- _Required task_
From the entries below, copy out every line with "заборгованість" in it.

- _Data supplied_

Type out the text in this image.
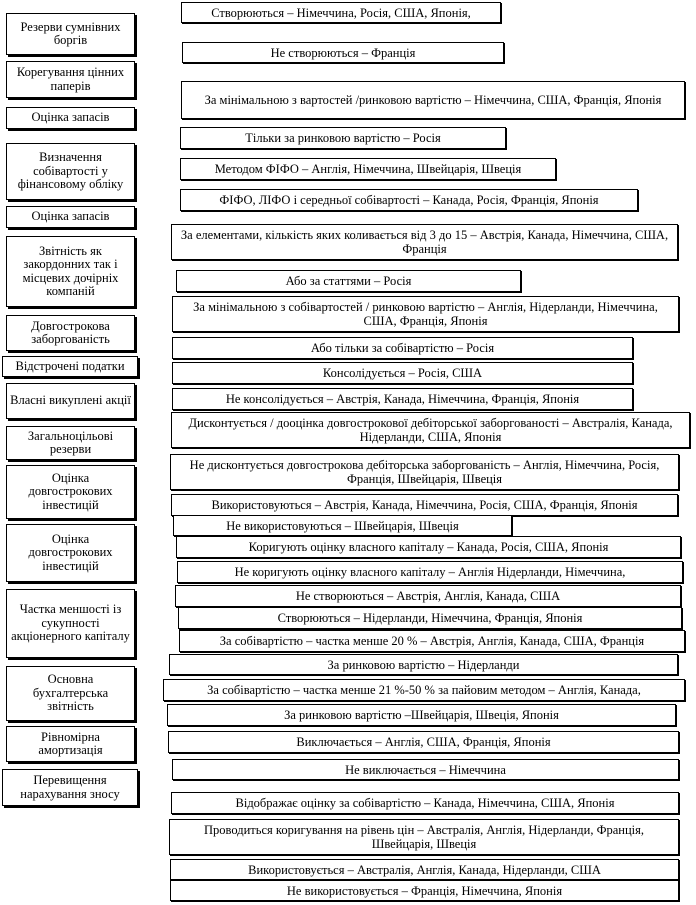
Резерви сумнівних боргів
Корегування цінних паперів
Оцінка запасів
Визначення собівартості у фінансовому обліку
Оцінка запасів
Звітність як закордонних так і місцевих дочірніх компаній
Довгострокова заборгованість
Відстрочені податки
Власні викуплені акції
Загальноцільові резерви
Оцінка довгострокових інвестицій
Оцінка довгострокових інвестицій
Частка меншості із сукупності акціонерного капіталу
Основна бухгалтерська звітність
Рівномірна амортизація
Перевищення нарахування зносу
Створюються – Німеччина, Росія, США, Японія,
Не створюються – Франція
За мінімальною з вартостей /ринковою вартістю – Німеччина, США, Франція, Японія
Тільки за ринковою вартістю – Росія
Методом ФІФО – Англія, Німеччина, Швейцарія, Швеція
ФІФО, ЛІФО і середньої собівартості – Канада, Росія, Франція, Японія
За елементами, кількість яких коливається від 3 до 15 – Австрія, Канада, Німеччина, США, Франція
Або за статтями – Росія
За мінімальною з собівартостей / ринковою вартістю – Англія, Нідерланди, Німеччина, США, Франція, Японія
Або тільки за собівартістю – Росія
Консолідується – Росія, США
Не консолідується – Австрія, Канада, Німеччина, Франція, Японія
Дисконтується / дооцінка довгострокової дебіторської заборгованості – Австралія, Канада, Нідерланди, США, Японія
Не дисконтується довгострокова дебіторська заборгованість – Англія, Німеччина, Росія, Франція, Швейцарія, Швеція
Використовуються – Австрія, Канада, Німеччина, Росія, США, Франція, Японія
Не використовуються – Швейцарія, Швеція
Коригують оцінку власного капіталу – Канада, Росія, США, Японія
Не коригують оцінку власного капіталу – Англія Нідерланди, Німеччина,
Не створюються – Австрія, Англія, Канада, США
Створюються – Нідерланди, Німеччина, Франція, Японія
За собівартістю – частка менше 20 % – Австрія, Англія, Канада, США, Франція
За ринковою вартістю – Нідерланди
За собівартістю – частка менше 21 %-50 % за пайовим методом – Англія, Канада,
За ринковою вартістю –Швейцарія, Швеція, Японія
Виключається – Англія, США, Франція, Японія
Не виключається – Німеччина
Відображає оцінку за собівартістю – Канада, Німеччина, США, Японія
Проводиться коригування на рівень цін – Австралія, Англія, Нідерланди, Франція, Швейцарія, Швеція
Використовується – Австралія, Англія, Канада, Нідерланди, США
Не використовується – Франція, Німеччина, Японія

- _Output for this exercise_
Довгострокова заборгованість
Не дисконтується довгострокова дебіторська заборгованість – Англія, Німеччина, Росія, Франція, Швейцарія, Швеція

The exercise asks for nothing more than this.